* EXERCISE INSTRUCTIONS
The listing below is to be output in its exact form.
+ + + + +
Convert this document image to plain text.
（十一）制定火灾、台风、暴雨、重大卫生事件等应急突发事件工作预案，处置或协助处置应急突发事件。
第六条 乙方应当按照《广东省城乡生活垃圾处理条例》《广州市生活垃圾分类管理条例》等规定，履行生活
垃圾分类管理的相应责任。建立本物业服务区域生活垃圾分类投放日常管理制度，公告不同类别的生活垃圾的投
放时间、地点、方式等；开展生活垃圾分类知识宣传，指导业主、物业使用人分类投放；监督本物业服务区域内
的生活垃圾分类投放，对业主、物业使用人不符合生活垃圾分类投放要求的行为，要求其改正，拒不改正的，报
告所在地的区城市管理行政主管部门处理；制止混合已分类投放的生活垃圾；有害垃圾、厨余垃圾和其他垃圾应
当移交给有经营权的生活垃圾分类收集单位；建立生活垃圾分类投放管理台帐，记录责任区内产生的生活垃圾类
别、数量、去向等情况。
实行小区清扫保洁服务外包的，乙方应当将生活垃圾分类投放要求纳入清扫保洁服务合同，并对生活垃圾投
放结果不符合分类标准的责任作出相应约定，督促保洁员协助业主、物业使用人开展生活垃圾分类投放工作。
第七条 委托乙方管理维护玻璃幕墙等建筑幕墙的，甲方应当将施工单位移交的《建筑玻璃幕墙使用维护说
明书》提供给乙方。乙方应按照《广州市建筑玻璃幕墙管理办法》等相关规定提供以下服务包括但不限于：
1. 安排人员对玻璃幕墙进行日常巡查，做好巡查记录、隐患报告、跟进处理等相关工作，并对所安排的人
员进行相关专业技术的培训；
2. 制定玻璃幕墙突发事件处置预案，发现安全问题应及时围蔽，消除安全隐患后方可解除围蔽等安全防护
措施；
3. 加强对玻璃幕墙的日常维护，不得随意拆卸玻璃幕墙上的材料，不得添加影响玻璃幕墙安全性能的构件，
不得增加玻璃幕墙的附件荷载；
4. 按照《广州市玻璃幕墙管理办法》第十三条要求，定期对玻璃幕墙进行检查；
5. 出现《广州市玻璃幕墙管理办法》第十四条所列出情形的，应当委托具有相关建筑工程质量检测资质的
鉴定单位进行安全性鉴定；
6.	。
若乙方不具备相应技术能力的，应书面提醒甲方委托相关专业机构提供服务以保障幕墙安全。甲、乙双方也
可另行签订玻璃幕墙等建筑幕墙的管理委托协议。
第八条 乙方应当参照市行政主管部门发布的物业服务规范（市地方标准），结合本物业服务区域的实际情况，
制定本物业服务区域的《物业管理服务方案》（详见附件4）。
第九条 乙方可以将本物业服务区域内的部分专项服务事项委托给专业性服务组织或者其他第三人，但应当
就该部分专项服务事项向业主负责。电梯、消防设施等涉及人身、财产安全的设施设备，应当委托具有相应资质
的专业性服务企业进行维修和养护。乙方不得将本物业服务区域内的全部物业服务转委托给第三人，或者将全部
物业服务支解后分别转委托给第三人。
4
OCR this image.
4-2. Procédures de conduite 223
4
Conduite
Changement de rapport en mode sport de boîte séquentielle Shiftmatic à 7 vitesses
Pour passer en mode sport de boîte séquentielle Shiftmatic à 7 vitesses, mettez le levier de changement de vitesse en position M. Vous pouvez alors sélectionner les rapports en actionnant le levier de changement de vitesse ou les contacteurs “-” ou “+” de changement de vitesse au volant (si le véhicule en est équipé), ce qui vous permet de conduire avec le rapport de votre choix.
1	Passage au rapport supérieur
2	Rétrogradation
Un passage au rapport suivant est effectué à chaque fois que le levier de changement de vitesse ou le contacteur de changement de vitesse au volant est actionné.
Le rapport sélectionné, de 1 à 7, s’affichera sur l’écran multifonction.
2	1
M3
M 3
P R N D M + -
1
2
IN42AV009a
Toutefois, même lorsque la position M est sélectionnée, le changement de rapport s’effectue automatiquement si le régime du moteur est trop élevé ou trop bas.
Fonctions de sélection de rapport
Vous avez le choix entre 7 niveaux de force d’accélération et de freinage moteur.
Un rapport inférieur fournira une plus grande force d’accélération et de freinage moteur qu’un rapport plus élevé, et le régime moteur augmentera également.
+ + + + +
* ANSWER TO THIS TASK
Convert this document image to plain text.
（十一）制定火灾、台风、暴雨、重大卫生事件等应急突发事件工作预案，处置或协助处置应急突发事件。
第六条 乙方应当按照《广东省城乡生活垃圾处理条例》《广州市生活垃圾分类管理条例》等规定，履行生活
垃圾分类管理的相应责任。建立本物业服务区域生活垃圾分类投放日常管理制度，公告不同类别的生活垃圾的投
放时间、地点、方式等；开展生活垃圾分类知识宣传，指导业主、物业使用人分类投放；监督本物业服务区域内
的生活垃圾分类投放，对业主、物业使用人不符合生活垃圾分类投放要求的行为，要求其改正，拒不改正的，报
告所在地的区城市管理行政主管部门处理；制止混合已分类投放的生活垃圾；有害垃圾、厨余垃圾和其他垃圾应
当移交给有经营权的生活垃圾分类收集单位；建立生活垃圾分类投放管理台帐，记录责任区内产生的生活垃圾类
别、数量、去向等情况。
实行小区清扫保洁服务外包的，乙方应当将生活垃圾分类投放要求纳入清扫保洁服务合同，并对生活垃圾投
放结果不符合分类标准的责任作出相应约定，督促保洁员协助业主、物业使用人开展生活垃圾分类投放工作。
第七条 委托乙方管理维护玻璃幕墙等建筑幕墙的，甲方应当将施工单位移交的《建筑玻璃幕墙使用维护说
明书》提供给乙方。乙方应按照《广州市建筑玻璃幕墙管理办法》等相关规定提供以下服务包括但不限于：
1. 安排人员对玻璃幕墙进行日常巡查，做好巡查记录、隐患报告、跟进处理等相关工作，并对所安排的人
员进行相关专业技术的培训；
2. 制定玻璃幕墙突发事件处置预案，发现安全问题应及时围蔽，消除安全隐患后方可解除围蔽等安全防护
措施；
3. 加强对玻璃幕墙的日常维护，不得随意拆卸玻璃幕墙上的材料，不得添加影响玻璃幕墙安全性能的构件，
不得增加玻璃幕墙的附件荷载；
4. 按照《广州市玻璃幕墙管理办法》第十三条要求，定期对玻璃幕墙进行检查；
5. 出现《广州市玻璃幕墙管理办法》第十四条所列出情形的，应当委托具有相关建筑工程质量检测资质的
鉴定单位进行安全性鉴定；
6.	。
若乙方不具备相应技术能力的，应书面提醒甲方委托相关专业机构提供服务以保障幕墙安全。甲、乙双方也
可另行签订玻璃幕墙等建筑幕墙的管理委托协议。
第八条 乙方应当参照市行政主管部门发布的物业服务规范（市地方标准），结合本物业服务区域的实际情况，
制定本物业服务区域的《物业管理服务方案》（详见附件4）。
第九条 乙方可以将本物业服务区域内的部分专项服务事项委托给专业性服务组织或者其他第三人，但应当
就该部分专项服务事项向业主负责。电梯、消防设施等涉及人身、财产安全的设施设备，应当委托具有相应资质
的专业性服务企业进行维修和养护。乙方不得将本物业服务区域内的全部物业服务转委托给第三人，或者将全部
物业服务支解后分别转委托给第三人。
4
OCR this image.
4-2. Procédures de conduite 223
4
Conduite
Changement de rapport en mode sport de boîte séquentielle Shiftmatic à 7 vitesses
Pour passer en mode sport de boîte séquentielle Shiftmatic à 7 vitesses, mettez le levier de changement de vitesse en position M. Vous pouvez alors sélectionner les rapports en actionnant le levier de changement de vitesse ou les contacteurs “-” ou “+” de changement de vitesse au volant (si le véhicule en est équipé), ce qui vous permet de conduire avec le rapport de votre choix.
1	Passage au rapport supérieur
2	Rétrogradation
Un passage au rapport suivant est effectué à chaque fois que le levier de changement de vitesse ou le contacteur de changement de vitesse au volant est actionné.
Le rapport sélectionné, de 1 à 7, s’affichera sur l’écran multifonction.
2	1
M3
M 3
P R N D M + -
1
2
IN42AV009a
Toutefois, même lorsque la position M est sélectionnée, le changement de rapport s’effectue automatiquement si le régime du moteur est trop élevé ou trop bas.
Fonctions de sélection de rapport
Vous avez le choix entre 7 niveaux de force d’accélération et de freinage moteur.
Un rapport inférieur fournira une plus grande force d’accélération et de freinage moteur qu’un rapport plus élevé, et le régime moteur augmentera également.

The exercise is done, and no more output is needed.